* **OBJECTIVE**:
Exactly how many lines have the word "Spread"? Answer with the bare number.

* **ROWS**:
■ ■ ■ ■ ■

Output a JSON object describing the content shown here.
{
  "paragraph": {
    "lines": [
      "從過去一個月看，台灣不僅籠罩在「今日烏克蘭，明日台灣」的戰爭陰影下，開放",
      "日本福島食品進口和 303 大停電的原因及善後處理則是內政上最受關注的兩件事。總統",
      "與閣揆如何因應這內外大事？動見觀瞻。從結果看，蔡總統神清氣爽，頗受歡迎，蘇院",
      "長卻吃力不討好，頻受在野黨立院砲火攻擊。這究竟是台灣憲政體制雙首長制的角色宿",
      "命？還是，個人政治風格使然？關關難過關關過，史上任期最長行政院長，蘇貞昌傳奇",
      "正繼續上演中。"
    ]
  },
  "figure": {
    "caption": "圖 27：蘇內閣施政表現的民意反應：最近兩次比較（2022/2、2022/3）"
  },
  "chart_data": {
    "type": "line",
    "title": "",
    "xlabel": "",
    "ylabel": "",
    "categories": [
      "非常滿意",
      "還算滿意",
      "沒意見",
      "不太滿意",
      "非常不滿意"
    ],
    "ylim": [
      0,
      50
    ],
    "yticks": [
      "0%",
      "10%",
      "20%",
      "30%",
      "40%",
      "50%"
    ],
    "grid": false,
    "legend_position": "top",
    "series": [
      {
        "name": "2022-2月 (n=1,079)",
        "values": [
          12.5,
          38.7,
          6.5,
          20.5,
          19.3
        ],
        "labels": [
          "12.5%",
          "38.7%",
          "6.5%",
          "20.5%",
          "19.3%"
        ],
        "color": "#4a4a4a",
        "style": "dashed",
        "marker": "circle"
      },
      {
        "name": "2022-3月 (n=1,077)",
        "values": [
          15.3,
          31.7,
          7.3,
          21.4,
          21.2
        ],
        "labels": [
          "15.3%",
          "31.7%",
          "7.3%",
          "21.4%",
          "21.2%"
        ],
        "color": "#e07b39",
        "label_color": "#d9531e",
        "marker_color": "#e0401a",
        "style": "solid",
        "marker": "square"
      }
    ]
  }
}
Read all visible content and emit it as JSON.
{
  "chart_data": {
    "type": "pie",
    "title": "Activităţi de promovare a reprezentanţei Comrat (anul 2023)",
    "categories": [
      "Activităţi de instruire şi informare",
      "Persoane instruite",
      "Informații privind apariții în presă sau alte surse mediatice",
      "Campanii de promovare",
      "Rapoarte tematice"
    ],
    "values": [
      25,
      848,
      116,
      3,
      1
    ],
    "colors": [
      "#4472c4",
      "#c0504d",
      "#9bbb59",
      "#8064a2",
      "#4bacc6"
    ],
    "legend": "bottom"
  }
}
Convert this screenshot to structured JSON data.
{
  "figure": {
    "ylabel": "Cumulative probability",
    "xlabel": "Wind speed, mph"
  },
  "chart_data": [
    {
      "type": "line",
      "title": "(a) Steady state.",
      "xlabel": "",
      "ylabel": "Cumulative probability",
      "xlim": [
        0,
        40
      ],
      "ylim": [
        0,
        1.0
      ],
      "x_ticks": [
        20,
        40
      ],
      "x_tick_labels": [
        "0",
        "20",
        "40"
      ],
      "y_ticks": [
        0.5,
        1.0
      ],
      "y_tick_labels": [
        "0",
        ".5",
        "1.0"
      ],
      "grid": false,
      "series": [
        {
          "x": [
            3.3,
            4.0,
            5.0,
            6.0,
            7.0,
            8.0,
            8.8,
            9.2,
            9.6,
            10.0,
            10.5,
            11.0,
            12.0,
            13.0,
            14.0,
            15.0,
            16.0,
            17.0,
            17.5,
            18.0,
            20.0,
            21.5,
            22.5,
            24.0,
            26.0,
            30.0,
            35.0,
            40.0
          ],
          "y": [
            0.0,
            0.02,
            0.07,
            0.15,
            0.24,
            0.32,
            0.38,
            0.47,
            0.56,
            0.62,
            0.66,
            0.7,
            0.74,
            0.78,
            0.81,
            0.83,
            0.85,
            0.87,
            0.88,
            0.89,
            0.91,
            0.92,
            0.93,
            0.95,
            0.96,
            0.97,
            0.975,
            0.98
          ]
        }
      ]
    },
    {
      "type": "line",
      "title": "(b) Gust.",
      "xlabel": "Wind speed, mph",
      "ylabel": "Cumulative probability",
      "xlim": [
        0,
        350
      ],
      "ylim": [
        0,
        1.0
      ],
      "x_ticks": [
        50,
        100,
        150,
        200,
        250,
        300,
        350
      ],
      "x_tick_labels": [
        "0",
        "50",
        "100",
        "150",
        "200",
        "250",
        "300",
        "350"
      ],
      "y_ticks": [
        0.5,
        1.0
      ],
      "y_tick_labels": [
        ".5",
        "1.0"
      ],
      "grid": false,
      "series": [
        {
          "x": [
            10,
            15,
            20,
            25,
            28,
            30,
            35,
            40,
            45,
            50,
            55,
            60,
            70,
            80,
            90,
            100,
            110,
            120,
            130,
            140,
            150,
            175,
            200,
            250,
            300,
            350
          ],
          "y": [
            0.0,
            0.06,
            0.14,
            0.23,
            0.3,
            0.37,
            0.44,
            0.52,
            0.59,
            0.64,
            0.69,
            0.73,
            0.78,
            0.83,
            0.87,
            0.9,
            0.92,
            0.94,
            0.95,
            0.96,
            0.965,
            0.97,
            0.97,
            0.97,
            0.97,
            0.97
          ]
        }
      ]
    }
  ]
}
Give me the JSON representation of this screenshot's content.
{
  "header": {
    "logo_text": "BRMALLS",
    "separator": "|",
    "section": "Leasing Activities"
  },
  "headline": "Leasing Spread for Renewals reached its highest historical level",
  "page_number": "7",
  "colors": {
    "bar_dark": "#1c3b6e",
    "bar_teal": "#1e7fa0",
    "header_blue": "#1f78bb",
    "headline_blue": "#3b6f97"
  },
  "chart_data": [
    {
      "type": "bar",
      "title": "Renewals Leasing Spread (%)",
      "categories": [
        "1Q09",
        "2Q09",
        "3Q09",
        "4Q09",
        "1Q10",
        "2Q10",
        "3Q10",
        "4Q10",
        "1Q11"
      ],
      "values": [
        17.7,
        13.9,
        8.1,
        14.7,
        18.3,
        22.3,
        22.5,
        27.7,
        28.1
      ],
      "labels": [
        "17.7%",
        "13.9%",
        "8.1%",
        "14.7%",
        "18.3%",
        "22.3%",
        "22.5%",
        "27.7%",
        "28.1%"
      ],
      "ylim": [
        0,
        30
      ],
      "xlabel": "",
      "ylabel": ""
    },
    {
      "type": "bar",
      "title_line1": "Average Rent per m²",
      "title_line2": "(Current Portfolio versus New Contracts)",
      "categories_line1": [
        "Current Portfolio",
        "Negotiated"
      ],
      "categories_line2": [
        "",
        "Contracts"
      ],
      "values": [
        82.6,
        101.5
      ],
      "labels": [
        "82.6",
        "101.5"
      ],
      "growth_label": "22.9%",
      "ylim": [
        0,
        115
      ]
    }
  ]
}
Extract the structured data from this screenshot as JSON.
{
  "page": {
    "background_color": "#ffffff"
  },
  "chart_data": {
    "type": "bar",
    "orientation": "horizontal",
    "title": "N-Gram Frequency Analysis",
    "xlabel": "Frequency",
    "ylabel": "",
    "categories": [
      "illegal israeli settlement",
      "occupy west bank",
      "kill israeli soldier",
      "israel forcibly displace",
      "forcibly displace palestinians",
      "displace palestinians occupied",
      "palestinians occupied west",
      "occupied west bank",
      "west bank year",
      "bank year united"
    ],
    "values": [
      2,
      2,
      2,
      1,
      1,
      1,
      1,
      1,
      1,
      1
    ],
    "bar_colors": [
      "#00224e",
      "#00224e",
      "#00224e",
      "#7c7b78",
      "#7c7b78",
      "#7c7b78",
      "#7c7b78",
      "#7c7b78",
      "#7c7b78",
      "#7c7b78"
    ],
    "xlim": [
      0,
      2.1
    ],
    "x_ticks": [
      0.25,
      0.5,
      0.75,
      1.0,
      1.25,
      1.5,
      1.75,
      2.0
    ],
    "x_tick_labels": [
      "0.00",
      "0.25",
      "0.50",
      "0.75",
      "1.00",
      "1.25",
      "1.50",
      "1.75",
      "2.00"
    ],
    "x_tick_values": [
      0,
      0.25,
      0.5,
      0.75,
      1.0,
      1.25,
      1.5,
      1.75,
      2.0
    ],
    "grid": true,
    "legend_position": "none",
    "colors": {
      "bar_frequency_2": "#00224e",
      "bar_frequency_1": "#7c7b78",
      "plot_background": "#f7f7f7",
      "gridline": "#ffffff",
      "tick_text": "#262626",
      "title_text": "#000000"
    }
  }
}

■ ■ ■ ■ ■

* **OUTPUT BELOW**:
2